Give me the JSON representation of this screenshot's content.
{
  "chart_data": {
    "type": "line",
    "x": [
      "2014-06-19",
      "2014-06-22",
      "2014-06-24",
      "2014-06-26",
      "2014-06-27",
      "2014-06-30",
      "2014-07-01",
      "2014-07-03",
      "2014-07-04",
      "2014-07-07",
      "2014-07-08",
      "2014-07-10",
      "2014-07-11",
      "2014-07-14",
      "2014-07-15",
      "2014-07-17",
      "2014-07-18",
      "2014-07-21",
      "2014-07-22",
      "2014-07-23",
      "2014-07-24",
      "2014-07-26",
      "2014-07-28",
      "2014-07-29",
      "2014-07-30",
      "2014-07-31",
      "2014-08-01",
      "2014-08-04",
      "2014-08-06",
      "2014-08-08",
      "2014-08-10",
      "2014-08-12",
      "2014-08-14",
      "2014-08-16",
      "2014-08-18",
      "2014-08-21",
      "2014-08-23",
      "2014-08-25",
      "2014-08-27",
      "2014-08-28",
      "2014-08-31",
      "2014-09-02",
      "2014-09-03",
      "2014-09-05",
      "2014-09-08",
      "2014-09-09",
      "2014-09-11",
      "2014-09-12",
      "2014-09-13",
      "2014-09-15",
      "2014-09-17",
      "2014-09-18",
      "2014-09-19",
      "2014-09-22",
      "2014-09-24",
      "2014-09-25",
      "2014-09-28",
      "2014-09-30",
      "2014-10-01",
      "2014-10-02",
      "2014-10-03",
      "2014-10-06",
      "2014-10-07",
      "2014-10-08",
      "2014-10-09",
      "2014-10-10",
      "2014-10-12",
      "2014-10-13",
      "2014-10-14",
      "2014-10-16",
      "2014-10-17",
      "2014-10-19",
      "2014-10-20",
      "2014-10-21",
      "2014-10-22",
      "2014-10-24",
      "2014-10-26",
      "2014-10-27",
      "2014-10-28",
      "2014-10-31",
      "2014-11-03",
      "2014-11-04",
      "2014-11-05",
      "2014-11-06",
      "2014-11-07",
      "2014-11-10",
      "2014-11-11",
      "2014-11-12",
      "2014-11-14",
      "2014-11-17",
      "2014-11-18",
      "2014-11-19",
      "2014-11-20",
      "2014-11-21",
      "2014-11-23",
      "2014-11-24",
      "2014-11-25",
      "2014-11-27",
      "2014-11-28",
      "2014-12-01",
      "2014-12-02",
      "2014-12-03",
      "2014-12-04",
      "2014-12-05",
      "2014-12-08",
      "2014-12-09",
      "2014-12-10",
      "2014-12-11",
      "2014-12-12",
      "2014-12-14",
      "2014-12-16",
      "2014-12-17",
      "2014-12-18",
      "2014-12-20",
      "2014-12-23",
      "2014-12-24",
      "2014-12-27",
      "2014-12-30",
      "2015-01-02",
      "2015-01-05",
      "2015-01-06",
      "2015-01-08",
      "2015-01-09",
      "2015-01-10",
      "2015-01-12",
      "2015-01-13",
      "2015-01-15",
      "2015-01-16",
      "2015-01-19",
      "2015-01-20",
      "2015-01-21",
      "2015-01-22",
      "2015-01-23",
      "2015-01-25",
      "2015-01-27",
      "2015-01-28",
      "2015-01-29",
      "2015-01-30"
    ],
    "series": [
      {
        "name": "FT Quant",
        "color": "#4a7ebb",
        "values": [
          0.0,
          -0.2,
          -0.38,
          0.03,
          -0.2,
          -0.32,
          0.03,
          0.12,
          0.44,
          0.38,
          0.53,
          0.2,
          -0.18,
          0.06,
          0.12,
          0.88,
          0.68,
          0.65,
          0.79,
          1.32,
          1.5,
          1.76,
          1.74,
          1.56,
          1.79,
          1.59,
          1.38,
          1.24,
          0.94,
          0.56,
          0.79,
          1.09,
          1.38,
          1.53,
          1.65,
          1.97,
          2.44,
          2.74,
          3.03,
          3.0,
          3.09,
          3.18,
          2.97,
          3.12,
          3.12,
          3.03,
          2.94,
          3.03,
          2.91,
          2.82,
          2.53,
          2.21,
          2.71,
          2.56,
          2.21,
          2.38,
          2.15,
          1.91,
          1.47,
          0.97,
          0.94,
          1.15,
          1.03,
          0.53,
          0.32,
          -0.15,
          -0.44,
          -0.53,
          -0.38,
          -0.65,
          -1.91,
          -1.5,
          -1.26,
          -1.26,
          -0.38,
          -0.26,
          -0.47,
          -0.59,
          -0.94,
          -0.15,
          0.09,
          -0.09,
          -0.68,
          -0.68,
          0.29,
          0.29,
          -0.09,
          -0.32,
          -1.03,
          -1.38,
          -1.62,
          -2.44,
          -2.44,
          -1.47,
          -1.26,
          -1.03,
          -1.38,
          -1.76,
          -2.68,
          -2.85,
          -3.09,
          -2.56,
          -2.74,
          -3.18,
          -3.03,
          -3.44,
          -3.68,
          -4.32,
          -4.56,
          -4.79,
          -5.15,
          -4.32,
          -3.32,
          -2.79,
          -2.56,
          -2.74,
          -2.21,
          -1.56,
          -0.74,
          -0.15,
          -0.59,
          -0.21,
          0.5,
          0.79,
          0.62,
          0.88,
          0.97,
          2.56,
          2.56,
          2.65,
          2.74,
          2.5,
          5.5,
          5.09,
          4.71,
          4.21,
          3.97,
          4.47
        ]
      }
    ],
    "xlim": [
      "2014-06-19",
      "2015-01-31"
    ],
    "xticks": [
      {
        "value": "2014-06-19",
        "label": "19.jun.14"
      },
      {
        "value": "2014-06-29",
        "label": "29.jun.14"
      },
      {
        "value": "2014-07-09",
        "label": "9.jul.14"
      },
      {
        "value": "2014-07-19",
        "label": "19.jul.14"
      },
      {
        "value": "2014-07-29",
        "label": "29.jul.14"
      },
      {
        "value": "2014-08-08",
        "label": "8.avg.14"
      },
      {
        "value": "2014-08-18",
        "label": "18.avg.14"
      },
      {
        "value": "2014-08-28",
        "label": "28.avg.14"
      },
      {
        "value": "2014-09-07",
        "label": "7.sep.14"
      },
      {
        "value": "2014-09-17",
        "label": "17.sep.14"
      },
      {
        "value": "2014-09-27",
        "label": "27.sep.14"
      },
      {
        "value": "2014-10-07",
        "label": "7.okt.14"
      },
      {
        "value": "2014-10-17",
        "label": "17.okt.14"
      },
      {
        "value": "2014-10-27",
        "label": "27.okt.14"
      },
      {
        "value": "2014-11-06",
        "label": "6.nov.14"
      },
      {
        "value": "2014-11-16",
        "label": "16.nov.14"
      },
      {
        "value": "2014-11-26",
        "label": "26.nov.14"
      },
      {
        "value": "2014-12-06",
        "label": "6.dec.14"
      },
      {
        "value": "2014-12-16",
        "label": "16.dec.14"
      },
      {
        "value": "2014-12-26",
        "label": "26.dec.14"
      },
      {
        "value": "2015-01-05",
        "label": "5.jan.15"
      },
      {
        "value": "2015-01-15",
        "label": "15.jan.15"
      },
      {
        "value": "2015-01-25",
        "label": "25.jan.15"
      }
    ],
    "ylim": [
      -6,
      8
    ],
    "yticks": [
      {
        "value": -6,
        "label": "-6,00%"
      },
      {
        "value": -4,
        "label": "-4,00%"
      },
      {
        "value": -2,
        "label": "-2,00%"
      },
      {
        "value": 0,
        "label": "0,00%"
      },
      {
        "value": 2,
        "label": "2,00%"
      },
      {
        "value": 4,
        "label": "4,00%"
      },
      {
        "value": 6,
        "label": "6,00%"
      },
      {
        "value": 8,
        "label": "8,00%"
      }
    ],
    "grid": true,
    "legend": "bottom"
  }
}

## WHAT IS REQUIRED
Copy every record exactly, with nothing added or dropped.

## FINAL RESULT
Give me the JSON representation of this screenshot's content.
{
  "chart_data": {
    "type": "line",
    "x": [
      "2014-06-19",
      "2014-06-22",
      "2014-06-24",
      "2014-06-26",
      "2014-06-27",
      "2014-06-30",
      "2014-07-01",
      "2014-07-03",
      "2014-07-04",
      "2014-07-07",
      "2014-07-08",
      "2014-07-10",
      "2014-07-11",
      "2014-07-14",
      "2014-07-15",
      "2014-07-17",
      "2014-07-18",
      "2014-07-21",
      "2014-07-22",
      "2014-07-23",
      "2014-07-24",
      "2014-07-26",
      "2014-07-28",
      "2014-07-29",
      "2014-07-30",
      "2014-07-31",
      "2014-08-01",
      "2014-08-04",
      "2014-08-06",
      "2014-08-08",
      "2014-08-10",
      "2014-08-12",
      "2014-08-14",
      "2014-08-16",
      "2014-08-18",
      "2014-08-21",
      "2014-08-23",
      "2014-08-25",
      "2014-08-27",
      "2014-08-28",
      "2014-08-31",
      "2014-09-02",
      "2014-09-03",
      "2014-09-05",
      "2014-09-08",
      "2014-09-09",
      "2014-09-11",
      "2014-09-12",
      "2014-09-13",
      "2014-09-15",
      "2014-09-17",
      "2014-09-18",
      "2014-09-19",
      "2014-09-22",
      "2014-09-24",
      "2014-09-25",
      "2014-09-28",
      "2014-09-30",
      "2014-10-01",
      "2014-10-02",
      "2014-10-03",
      "2014-10-06",
      "2014-10-07",
      "2014-10-08",
      "2014-10-09",
      "2014-10-10",
      "2014-10-12",
      "2014-10-13",
      "2014-10-14",
      "2014-10-16",
      "2014-10-17",
      "2014-10-19",
      "2014-10-20",
      "2014-10-21",
      "2014-10-22",
      "2014-10-24",
      "2014-10-26",
      "2014-10-27",
      "2014-10-28",
      "2014-10-31",
      "2014-11-03",
      "2014-11-04",
      "2014-11-05",
      "2014-11-06",
      "2014-11-07",
      "2014-11-10",
      "2014-11-11",
      "2014-11-12",
      "2014-11-14",
      "2014-11-17",
      "2014-11-18",
      "2014-11-19",
      "2014-11-20",
      "2014-11-21",
      "2014-11-23",
      "2014-11-24",
      "2014-11-25",
      "2014-11-27",
      "2014-11-28",
      "2014-12-01",
      "2014-12-02",
      "2014-12-03",
      "2014-12-04",
      "2014-12-05",
      "2014-12-08",
      "2014-12-09",
      "2014-12-10",
      "2014-12-11",
      "2014-12-12",
      "2014-12-14",
      "2014-12-16",
      "2014-12-17",
      "2014-12-18",
      "2014-12-20",
      "2014-12-23",
      "2014-12-24",
      "2014-12-27",
      "2014-12-30",
      "2015-01-02",
      "2015-01-05",
      "2015-01-06",
      "2015-01-08",
      "2015-01-09",
      "2015-01-10",
      "2015-01-12",
      "2015-01-13",
      "2015-01-15",
      "2015-01-16",
      "2015-01-19",
      "2015-01-20",
      "2015-01-21",
      "2015-01-22",
      "2015-01-23",
      "2015-01-25",
      "2015-01-27",
      "2015-01-28",
      "2015-01-29",
      "2015-01-30"
    ],
    "series": [
      {
        "name": "FT Quant",
        "color": "#4a7ebb",
        "values": [
          0.0,
          -0.2,
          -0.38,
          0.03,
          -0.2,
          -0.32,
          0.03,
          0.12,
          0.44,
          0.38,
          0.53,
          0.2,
          -0.18,
          0.06,
          0.12,
          0.88,
          0.68,
          0.65,
          0.79,
          1.32,
          1.5,
          1.76,
          1.74,
          1.56,
          1.79,
          1.59,
          1.38,
          1.24,
          0.94,
          0.56,
          0.79,
          1.09,
          1.38,
          1.53,
          1.65,
          1.97,
          2.44,
          2.74,
          3.03,
          3.0,
          3.09,
          3.18,
          2.97,
          3.12,
          3.12,
          3.03,
          2.94,
          3.03,
          2.91,
          2.82,
          2.53,
          2.21,
          2.71,
          2.56,
          2.21,
          2.38,
          2.15,
          1.91,
          1.47,
          0.97,
          0.94,
          1.15,
          1.03,
          0.53,
          0.32,
          -0.15,
          -0.44,
          -0.53,
          -0.38,
          -0.65,
          -1.91,
          -1.5,
          -1.26,
          -1.26,
          -0.38,
          -0.26,
          -0.47,
          -0.59,
          -0.94,
          -0.15,
          0.09,
          -0.09,
          -0.68,
          -0.68,
          0.29,
          0.29,
          -0.09,
          -0.32,
          -1.03,
          -1.38,
          -1.62,
          -2.44,
          -2.44,
          -1.47,
          -1.26,
          -1.03,
          -1.38,
          -1.76,
          -2.68,
          -2.85,
          -3.09,
          -2.56,
          -2.74,
          -3.18,
          -3.03,
          -3.44,
          -3.68,
          -4.32,
          -4.56,
          -4.79,
          -5.15,
          -4.32,
          -3.32,
          -2.79,
          -2.56,
          -2.74,
          -2.21,
          -1.56,
          -0.74,
          -0.15,
          -0.59,
          -0.21,
          0.5,
          0.79,
          0.62,
          0.88,
          0.97,
          2.56,
          2.56,
          2.65,
          2.74,
          2.5,
          5.5,
          5.09,
          4.71,
          4.21,
          3.97,
          4.47
        ]
      }
    ],
    "xlim": [
      "2014-06-19",
      "2015-01-31"
    ],
    "xticks": [
      {
        "value": "2014-06-19",
        "label": "19.jun.14"
      },
      {
        "value": "2014-06-29",
        "label": "29.jun.14"
      },
      {
        "value": "2014-07-09",
        "label": "9.jul.14"
      },
      {
        "value": "2014-07-19",
        "label": "19.jul.14"
      },
      {
        "value": "2014-07-29",
        "label": "29.jul.14"
      },
      {
        "value": "2014-08-08",
        "label": "8.avg.14"
      },
      {
        "value": "2014-08-18",
        "label": "18.avg.14"
      },
      {
        "value": "2014-08-28",
        "label": "28.avg.14"
      },
      {
        "value": "2014-09-07",
        "label": "7.sep.14"
      },
      {
        "value": "2014-09-17",
        "label": "17.sep.14"
      },
      {
        "value": "2014-09-27",
        "label": "27.sep.14"
      },
      {
        "value": "2014-10-07",
        "label": "7.okt.14"
      },
      {
        "value": "2014-10-17",
        "label": "17.okt.14"
      },
      {
        "value": "2014-10-27",
        "label": "27.okt.14"
      },
      {
        "value": "2014-11-06",
        "label": "6.nov.14"
      },
      {
        "value": "2014-11-16",
        "label": "16.nov.14"
      },
      {
        "value": "2014-11-26",
        "label": "26.nov.14"
      },
      {
        "value": "2014-12-06",
        "label": "6.dec.14"
      },
      {
        "value": "2014-12-16",
        "label": "16.dec.14"
      },
      {
        "value": "2014-12-26",
        "label": "26.dec.14"
      },
      {
        "value": "2015-01-05",
        "label": "5.jan.15"
      },
      {
        "value": "2015-01-15",
        "label": "15.jan.15"
      },
      {
        "value": "2015-01-25",
        "label": "25.jan.15"
      }
    ],
    "ylim": [
      -6,
      8
    ],
    "yticks": [
      {
        "value": -6,
        "label": "-6,00%"
      },
      {
        "value": -4,
        "label": "-4,00%"
      },
      {
        "value": -2,
        "label": "-2,00%"
      },
      {
        "value": 0,
        "label": "0,00%"
      },
      {
        "value": 2,
        "label": "2,00%"
      },
      {
        "value": 4,
        "label": "4,00%"
      },
      {
        "value": 6,
        "label": "6,00%"
      },
      {
        "value": 8,
        "label": "8,00%"
      }
    ],
    "grid": true,
    "legend": "bottom"
  }
}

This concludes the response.